### GOAL
Return all entries precisely as they stand, without the images.

### ENTRIES
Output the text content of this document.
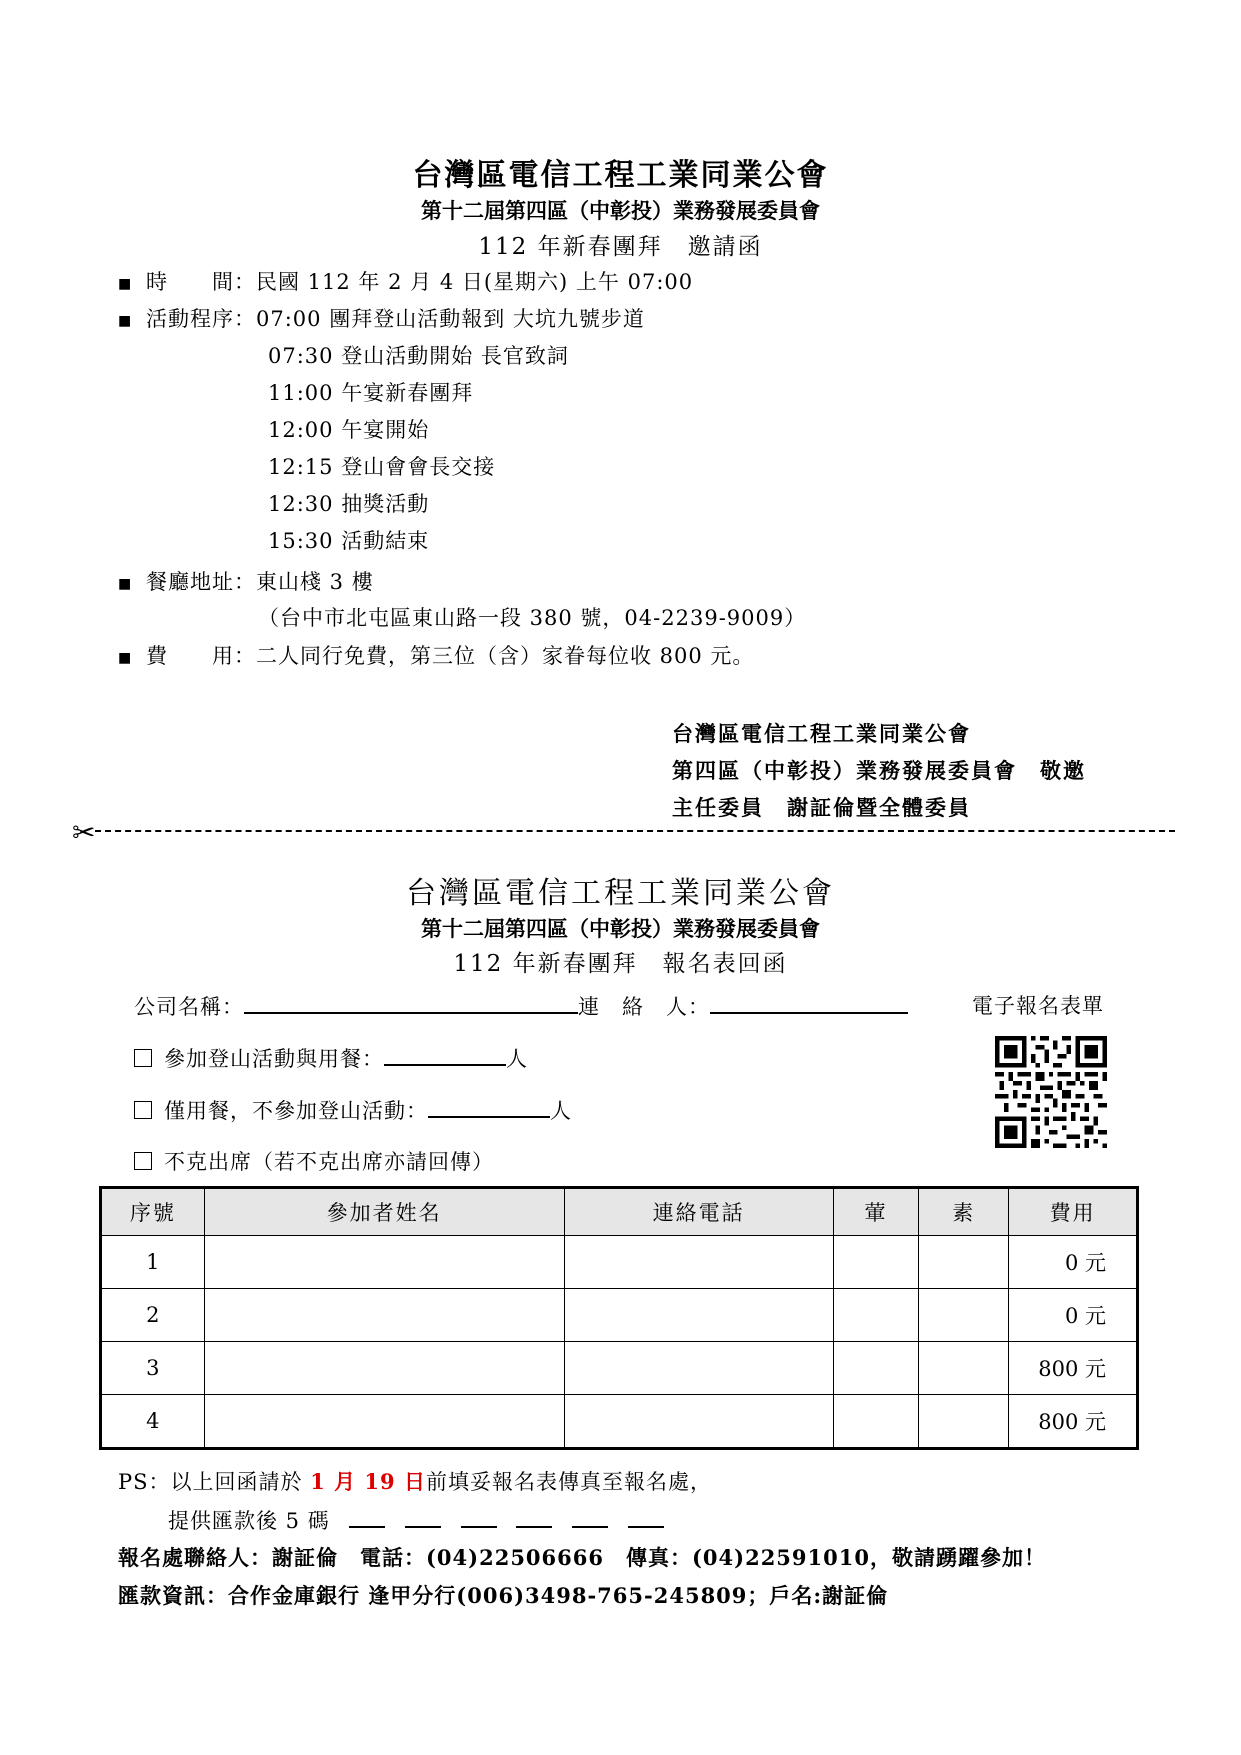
台灣區電信工程工業同業公會
第十二屆第四區（中彰投）業務發展委員會
112 年新春團拜　邀請函
■ 時　　間：民國 112 年 2 月 4 日(星期六) 上午 07:00
■ 活動程序：07:00 團拜登山活動報到 大坑九號步道
07:30 登山活動開始 長官致詞
11:00 午宴新春團拜
12:00 午宴開始
12:15 登山會會長交接
12:30 抽獎活動
15:30 活動結束
■ 餐廳地址：東山棧 3 樓
（台中市北屯區東山路一段 380 號，04-2239-9009）
■ 費　　用：二人同行免費，第三位（含）家眷每位收 800 元。
台灣區電信工程工業同業公會
第四區（中彰投）業務發展委員會　敬邀
主任委員　謝証倫暨全體委員
✂
台灣區電信工程工業同業公會
第十二屆第四區（中彰投）業務發展委員會
112 年新春團拜　報名表回函
公司名稱：	連　絡　人：	電子報名表單
參加登山活動與用餐：	人
僅用餐，不參加登山活動：	人
不克出席（若不克出席亦請回傳）
序號	參加者姓名	連絡電話	葷	素	費用
1					0 元
2					0 元
3					800 元
4					800 元
PS：以上回函請於 1 月 19 日前填妥報名表傳真至報名處，
提供匯款後 5 碼
報名處聯絡人：謝証倫　電話：(04)22506666　傳真：(04)22591010，敬請踴躍參加！
匯款資訊：合作金庫銀行 逢甲分行(006)3498-765-245809；戶名:謝証倫
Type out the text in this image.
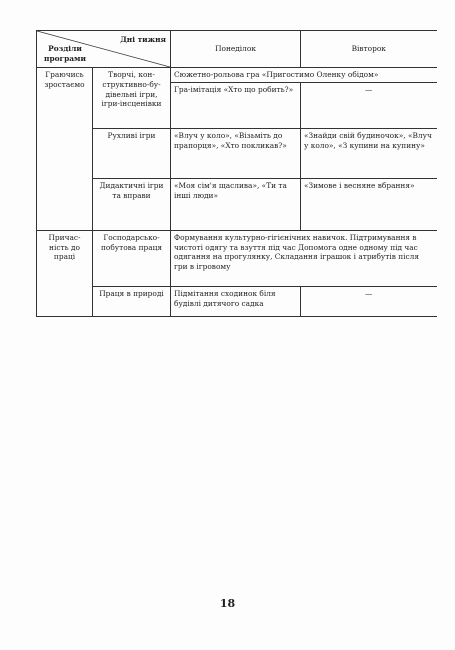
Дні тижня
Розділи програми		Понеділок	Вівторок
Граючись зростаємо	Творчі, кон-структивно-бу-дівельні ігри, ігри-інсценівки	Сюжетно-рольова гра «Пригостимо Оленку обідом»	
		Гра-імітація «Хто що робить?»	—
	Рухливі ігри	«Влуч у коло», «Візьміть до прапорця», «Хто покликав?»	«Знайди свій будиночок», «Влуч у коло», «З купини на купину»
	Дидактичні ігри та вправи	«Моя сім'я щаслива», «Ти та інші люди»	«Зимове і весняне вбрання»
Причас-ність до праці	Господарсько-побутова праця	Формування культурно-гігієнічних навичок. Підтримування в чистоті одягу та взуття під час Допомога одне одному під час одягання на прогулянку, Складання іграшок і атрибутів після гри в ігровому	
	Праця в природі	Підмітання сходинок біля будівлі дитячого садка	—
18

### FINISHED ANSWER
Output the text content of this document.
台灣區電信工程工業同業公會
第十二屆第四區（中彰投）業務發展委員會
112 年新春團拜　邀請函
■ 時　　間：民國 112 年 2 月 4 日(星期六) 上午 07:00
■ 活動程序：07:00 團拜登山活動報到 大坑九號步道
07:30 登山活動開始 長官致詞
11:00 午宴新春團拜
12:00 午宴開始
12:15 登山會會長交接
12:30 抽獎活動
15:30 活動結束
■ 餐廳地址：東山棧 3 樓
（台中市北屯區東山路一段 380 號，04-2239-9009）
■ 費　　用：二人同行免費，第三位（含）家眷每位收 800 元。
台灣區電信工程工業同業公會
第四區（中彰投）業務發展委員會　敬邀
主任委員　謝証倫暨全體委員
✂
台灣區電信工程工業同業公會
第十二屆第四區（中彰投）業務發展委員會
112 年新春團拜　報名表回函
公司名稱：	連　絡　人：	電子報名表單
參加登山活動與用餐：	人
僅用餐，不參加登山活動：	人
不克出席（若不克出席亦請回傳）
序號	參加者姓名	連絡電話	葷	素	費用
1					0 元
2					0 元
3					800 元
4					800 元
PS：以上回函請於 1 月 19 日前填妥報名表傳真至報名處，
提供匯款後 5 碼
報名處聯絡人：謝証倫　電話：(04)22506666　傳真：(04)22591010，敬請踴躍參加！
匯款資訊：合作金庫銀行 逢甲分行(006)3498-765-245809；戶名:謝証倫
Type out the text in this image.
Дні тижня
Розділи програми		Понеділок	Вівторок
Граючись зростаємо	Творчі, кон-структивно-бу-дівельні ігри, ігри-інсценівки	Сюжетно-рольова гра «Пригостимо Оленку обідом»	
		Гра-імітація «Хто що робить?»	—
	Рухливі ігри	«Влуч у коло», «Візьміть до прапорця», «Хто покликав?»	«Знайди свій будиночок», «Влуч у коло», «З купини на купину»
	Дидактичні ігри та вправи	«Моя сім'я щаслива», «Ти та інші люди»	«Зимове і весняне вбрання»
Причас-ність до праці	Господарсько-побутова праця	Формування культурно-гігієнічних навичок. Підтримування в чистоті одягу та взуття під час Допомога одне одному під час одягання на прогулянку, Складання іграшок і атрибутів після гри в ігровому	
	Праця в природі	Підмітання сходинок біля будівлі дитячого садка	—
18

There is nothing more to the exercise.